> **TASK TO CARRY OUT**:
Return all lines that include the string "from".
begin
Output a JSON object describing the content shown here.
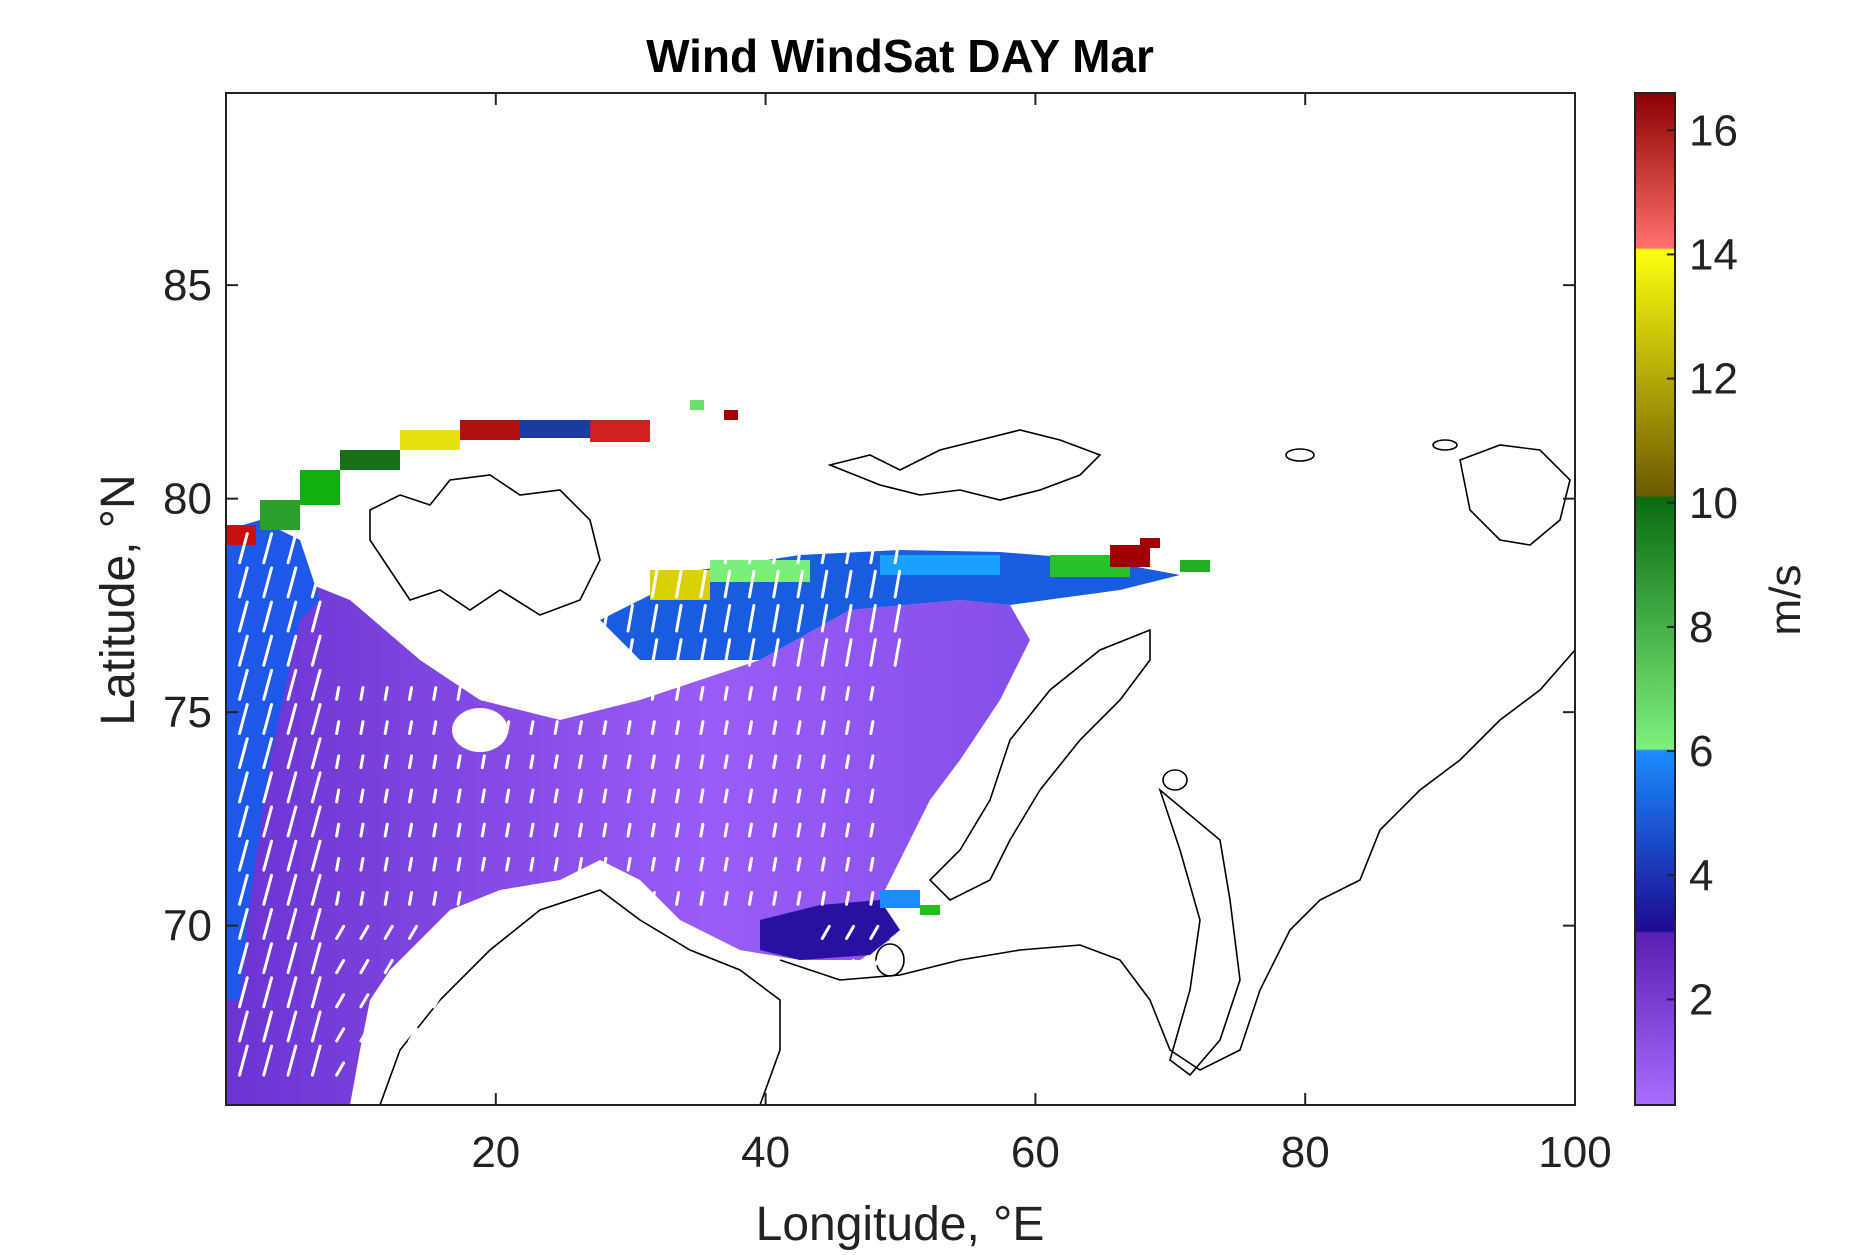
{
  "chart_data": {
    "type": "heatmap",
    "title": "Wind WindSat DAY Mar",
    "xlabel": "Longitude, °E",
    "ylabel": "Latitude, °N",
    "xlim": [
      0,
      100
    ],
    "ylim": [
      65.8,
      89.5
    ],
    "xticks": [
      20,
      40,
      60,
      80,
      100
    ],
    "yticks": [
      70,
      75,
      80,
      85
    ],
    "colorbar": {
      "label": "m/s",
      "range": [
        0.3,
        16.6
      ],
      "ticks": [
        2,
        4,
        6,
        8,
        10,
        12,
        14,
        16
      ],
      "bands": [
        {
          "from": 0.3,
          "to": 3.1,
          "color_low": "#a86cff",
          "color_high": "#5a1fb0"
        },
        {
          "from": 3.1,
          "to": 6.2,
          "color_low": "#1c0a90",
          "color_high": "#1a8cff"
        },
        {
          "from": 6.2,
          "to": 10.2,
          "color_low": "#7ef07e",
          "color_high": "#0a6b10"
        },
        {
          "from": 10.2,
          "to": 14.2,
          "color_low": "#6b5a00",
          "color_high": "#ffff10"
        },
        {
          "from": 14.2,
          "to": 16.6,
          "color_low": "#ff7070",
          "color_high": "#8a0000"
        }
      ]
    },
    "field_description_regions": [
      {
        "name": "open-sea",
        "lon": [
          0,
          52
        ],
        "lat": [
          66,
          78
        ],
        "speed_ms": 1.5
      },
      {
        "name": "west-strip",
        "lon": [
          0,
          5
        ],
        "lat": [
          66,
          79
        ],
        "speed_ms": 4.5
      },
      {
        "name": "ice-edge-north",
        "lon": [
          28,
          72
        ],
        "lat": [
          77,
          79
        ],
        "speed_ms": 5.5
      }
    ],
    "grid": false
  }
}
end
begin
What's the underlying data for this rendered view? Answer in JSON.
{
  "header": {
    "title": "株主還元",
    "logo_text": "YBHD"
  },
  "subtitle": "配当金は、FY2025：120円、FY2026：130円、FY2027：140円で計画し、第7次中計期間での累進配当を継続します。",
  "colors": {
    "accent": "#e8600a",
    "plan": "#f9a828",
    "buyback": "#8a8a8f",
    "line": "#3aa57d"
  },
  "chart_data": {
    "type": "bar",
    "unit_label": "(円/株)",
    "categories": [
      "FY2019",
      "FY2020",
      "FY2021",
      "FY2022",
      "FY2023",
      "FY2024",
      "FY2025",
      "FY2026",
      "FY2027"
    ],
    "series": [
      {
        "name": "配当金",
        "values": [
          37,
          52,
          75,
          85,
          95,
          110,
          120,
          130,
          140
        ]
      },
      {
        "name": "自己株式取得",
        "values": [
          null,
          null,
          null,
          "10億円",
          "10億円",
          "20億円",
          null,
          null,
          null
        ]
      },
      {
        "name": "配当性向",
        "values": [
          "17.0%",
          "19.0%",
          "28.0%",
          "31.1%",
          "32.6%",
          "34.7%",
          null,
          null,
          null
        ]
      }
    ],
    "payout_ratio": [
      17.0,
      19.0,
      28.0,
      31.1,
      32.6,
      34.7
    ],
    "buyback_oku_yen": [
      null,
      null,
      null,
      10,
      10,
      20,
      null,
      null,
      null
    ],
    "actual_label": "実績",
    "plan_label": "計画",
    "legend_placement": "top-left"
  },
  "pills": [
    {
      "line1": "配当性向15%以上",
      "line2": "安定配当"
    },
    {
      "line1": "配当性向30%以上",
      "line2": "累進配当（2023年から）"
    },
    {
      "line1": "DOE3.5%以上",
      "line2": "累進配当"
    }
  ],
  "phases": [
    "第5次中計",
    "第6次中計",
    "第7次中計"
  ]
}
end
> **THE SOLUTION**:
          "from": 0.3,
          "from": 3.1,
          "from": 6.2,
          "from": 10.2,
          "from": 14.2,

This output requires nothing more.